Some records
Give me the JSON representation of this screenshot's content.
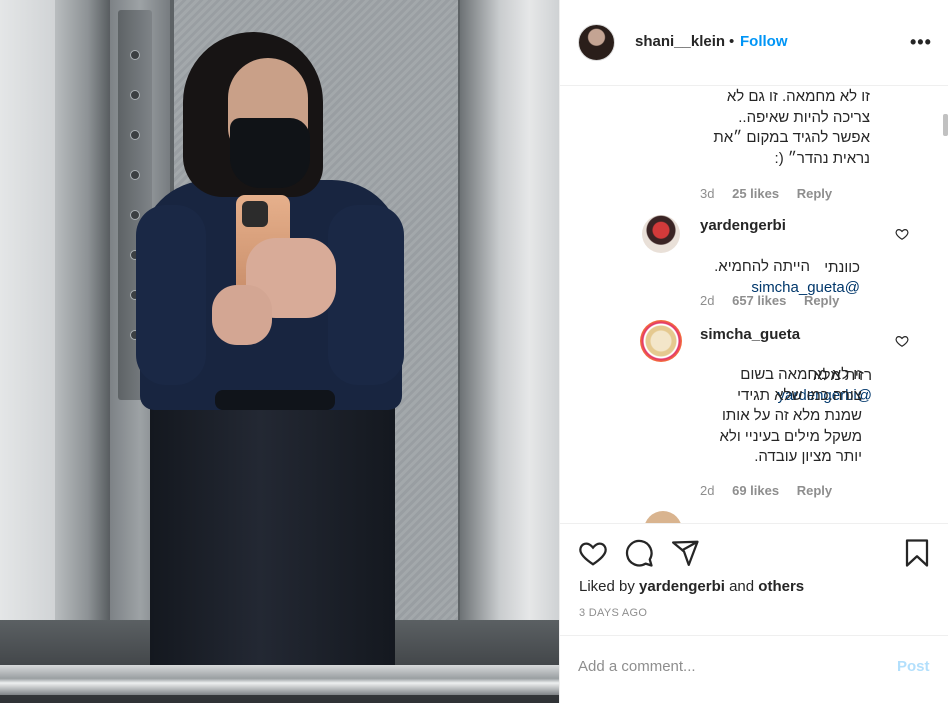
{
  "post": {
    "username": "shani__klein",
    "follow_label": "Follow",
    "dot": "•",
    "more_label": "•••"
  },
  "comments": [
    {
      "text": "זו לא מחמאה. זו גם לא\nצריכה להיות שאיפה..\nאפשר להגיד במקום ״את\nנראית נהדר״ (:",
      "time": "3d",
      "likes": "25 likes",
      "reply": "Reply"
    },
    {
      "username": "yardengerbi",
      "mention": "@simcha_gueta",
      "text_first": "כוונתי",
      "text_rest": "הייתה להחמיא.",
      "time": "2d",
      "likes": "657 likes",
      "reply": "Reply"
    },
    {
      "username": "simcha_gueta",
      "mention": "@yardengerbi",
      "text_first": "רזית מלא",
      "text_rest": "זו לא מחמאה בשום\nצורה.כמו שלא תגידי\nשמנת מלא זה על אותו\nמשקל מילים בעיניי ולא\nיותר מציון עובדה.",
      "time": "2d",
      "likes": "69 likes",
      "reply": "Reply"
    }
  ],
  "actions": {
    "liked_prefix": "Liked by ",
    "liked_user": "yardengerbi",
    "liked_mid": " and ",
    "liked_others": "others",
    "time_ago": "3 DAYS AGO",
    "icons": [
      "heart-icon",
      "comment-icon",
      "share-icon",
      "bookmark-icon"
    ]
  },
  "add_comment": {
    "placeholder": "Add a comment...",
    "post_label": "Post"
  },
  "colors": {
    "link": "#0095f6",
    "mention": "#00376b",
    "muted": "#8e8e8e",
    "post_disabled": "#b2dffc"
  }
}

--

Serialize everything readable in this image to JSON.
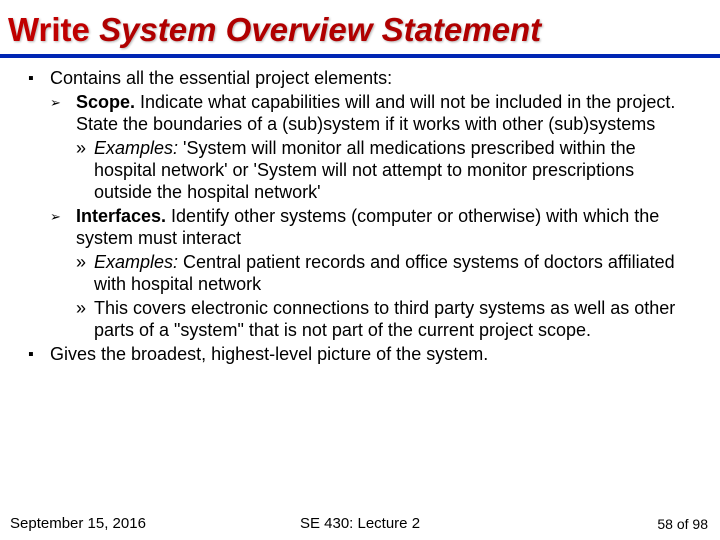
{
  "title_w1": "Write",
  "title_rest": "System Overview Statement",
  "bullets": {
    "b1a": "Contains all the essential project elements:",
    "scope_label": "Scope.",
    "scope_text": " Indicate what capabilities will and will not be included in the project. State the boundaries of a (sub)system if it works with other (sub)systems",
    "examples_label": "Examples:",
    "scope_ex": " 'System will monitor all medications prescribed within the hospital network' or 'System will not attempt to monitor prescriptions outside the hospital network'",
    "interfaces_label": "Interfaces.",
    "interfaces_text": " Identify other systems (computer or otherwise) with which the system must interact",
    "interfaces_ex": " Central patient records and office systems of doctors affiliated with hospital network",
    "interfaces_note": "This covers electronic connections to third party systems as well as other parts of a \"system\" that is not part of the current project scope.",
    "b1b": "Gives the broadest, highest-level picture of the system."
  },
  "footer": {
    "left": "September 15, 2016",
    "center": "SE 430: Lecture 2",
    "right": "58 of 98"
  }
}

### Job:
Find every line in the listing that holds the string "will", then say how many there are as a bare number.

### Task solution:
2